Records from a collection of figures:
+++++

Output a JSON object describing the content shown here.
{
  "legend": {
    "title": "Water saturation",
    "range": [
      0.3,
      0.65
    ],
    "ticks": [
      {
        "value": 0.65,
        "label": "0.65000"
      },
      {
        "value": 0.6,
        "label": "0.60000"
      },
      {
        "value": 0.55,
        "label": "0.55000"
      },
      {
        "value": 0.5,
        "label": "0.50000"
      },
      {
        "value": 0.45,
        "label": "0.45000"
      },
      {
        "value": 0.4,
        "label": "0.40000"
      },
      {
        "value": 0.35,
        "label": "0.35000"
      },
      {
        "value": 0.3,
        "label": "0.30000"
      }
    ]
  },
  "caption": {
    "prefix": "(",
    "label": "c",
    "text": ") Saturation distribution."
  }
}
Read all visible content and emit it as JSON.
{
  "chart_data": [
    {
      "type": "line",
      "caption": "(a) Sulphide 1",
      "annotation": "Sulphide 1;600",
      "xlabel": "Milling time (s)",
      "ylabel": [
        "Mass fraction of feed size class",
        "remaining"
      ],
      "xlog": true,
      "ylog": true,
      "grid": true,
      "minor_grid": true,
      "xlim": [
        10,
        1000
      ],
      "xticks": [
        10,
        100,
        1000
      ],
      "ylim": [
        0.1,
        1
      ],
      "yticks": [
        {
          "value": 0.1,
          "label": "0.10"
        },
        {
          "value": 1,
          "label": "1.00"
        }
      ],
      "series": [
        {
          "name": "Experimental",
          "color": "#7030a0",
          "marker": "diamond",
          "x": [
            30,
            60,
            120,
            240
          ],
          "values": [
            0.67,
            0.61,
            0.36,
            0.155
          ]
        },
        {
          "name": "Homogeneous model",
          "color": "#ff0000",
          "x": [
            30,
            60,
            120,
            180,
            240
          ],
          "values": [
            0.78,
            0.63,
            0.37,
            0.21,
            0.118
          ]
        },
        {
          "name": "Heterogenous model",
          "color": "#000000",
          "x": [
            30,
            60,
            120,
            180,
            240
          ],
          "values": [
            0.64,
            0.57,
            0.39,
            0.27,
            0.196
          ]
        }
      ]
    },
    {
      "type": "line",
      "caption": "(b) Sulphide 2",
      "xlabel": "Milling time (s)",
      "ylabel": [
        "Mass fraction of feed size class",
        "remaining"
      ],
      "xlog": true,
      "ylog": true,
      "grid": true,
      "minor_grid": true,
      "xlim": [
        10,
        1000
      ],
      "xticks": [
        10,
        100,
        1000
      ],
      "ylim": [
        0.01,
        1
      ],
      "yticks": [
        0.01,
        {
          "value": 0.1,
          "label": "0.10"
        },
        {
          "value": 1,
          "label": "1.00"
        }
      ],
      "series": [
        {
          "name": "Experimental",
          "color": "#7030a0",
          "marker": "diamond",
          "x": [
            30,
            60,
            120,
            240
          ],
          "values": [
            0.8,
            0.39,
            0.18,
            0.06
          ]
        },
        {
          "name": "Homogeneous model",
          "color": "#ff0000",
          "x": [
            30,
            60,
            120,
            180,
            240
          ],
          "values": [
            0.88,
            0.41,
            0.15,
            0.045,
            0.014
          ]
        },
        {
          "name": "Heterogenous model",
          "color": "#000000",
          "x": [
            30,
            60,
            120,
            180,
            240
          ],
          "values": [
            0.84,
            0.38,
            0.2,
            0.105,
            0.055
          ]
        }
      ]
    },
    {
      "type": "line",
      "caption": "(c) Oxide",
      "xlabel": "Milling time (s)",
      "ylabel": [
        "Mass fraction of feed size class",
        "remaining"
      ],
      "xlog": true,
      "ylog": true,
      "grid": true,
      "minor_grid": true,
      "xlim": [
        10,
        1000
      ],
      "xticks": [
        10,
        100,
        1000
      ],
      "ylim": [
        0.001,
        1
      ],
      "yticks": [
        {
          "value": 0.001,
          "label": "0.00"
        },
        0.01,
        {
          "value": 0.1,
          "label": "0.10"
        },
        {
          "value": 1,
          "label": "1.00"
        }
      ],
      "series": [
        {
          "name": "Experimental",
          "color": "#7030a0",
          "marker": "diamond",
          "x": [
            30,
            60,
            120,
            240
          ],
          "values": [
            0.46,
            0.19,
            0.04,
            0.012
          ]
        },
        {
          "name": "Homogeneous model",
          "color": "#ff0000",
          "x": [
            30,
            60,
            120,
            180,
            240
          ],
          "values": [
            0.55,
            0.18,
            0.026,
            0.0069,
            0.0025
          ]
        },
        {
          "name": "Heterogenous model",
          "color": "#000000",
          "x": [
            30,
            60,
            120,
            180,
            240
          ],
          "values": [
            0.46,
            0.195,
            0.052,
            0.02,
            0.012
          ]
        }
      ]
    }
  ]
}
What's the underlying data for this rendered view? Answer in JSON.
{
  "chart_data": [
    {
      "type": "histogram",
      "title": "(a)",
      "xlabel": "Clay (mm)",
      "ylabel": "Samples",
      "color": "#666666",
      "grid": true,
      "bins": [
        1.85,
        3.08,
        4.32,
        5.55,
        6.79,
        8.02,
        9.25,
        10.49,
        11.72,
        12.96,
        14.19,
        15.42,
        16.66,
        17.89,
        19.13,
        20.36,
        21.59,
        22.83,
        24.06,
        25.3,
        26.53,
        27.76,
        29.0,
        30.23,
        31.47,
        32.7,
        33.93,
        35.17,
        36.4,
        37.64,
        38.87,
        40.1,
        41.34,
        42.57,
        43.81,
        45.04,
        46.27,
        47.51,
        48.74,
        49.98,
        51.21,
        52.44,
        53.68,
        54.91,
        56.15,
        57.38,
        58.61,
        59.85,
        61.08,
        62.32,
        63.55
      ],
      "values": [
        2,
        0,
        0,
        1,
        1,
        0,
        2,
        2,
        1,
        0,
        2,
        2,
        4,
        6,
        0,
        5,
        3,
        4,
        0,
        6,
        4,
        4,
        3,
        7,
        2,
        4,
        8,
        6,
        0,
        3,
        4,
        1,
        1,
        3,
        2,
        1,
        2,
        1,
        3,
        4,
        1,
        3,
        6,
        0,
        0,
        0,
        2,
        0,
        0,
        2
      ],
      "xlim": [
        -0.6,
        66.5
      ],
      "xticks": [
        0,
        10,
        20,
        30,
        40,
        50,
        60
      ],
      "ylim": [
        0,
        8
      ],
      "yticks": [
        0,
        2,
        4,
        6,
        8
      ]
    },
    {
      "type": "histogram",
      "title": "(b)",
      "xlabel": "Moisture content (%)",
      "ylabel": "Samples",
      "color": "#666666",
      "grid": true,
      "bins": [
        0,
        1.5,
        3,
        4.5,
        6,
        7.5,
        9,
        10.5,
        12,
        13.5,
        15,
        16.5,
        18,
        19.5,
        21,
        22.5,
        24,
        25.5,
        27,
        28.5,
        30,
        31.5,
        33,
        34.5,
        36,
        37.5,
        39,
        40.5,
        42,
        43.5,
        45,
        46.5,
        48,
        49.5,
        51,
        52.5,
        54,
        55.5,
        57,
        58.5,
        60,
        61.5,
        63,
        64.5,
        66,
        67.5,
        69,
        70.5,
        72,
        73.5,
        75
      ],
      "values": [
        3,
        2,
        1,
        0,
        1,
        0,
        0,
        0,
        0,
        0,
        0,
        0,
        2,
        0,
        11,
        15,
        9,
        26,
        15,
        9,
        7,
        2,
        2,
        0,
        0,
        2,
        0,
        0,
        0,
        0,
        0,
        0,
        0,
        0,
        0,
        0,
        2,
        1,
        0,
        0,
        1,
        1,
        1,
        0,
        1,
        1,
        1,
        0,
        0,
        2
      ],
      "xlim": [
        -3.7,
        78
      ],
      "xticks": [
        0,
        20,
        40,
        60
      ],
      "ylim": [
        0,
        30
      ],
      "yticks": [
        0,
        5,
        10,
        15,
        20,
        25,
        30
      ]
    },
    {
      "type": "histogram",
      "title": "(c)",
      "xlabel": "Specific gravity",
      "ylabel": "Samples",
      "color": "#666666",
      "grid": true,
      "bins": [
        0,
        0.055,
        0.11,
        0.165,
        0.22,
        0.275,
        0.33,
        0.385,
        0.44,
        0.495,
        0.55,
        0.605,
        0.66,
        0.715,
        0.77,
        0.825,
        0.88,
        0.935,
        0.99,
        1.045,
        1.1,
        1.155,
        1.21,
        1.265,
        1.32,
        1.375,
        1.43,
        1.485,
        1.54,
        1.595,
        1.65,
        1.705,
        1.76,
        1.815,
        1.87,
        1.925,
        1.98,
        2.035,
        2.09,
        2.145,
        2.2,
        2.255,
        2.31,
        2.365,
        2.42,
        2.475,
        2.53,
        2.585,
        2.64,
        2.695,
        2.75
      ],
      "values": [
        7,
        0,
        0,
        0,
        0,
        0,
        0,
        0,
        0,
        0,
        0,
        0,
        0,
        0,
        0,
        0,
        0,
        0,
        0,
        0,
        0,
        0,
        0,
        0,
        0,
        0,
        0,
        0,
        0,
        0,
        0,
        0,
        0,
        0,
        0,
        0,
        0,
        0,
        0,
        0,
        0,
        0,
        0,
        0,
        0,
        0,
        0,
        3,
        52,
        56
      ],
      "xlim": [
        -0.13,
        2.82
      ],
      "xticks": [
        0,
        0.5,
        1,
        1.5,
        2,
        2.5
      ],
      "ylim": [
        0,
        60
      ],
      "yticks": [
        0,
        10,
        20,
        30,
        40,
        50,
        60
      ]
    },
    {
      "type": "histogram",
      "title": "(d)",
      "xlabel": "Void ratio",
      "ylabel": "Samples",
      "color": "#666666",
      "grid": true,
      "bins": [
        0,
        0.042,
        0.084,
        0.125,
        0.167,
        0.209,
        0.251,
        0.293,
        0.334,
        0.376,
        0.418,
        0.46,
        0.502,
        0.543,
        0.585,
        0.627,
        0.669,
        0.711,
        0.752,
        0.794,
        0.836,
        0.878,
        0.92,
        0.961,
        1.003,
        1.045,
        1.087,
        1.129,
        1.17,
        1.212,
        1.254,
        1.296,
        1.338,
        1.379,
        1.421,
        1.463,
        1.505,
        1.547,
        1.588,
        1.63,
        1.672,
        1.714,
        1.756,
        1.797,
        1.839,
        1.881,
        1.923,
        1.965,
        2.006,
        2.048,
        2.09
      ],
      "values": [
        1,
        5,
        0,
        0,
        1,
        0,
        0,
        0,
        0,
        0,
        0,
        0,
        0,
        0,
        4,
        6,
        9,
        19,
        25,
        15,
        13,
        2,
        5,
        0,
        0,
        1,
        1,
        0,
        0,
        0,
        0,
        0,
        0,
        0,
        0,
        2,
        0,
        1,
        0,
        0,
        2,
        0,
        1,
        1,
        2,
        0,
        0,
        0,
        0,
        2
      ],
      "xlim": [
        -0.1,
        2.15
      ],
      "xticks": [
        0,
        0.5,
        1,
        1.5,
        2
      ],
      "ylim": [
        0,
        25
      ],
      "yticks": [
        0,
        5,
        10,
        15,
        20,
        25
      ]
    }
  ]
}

+++++

Exercise instructions: Report how many lines of the data hold the string "JSON"; give only the number.

Result for this task: 3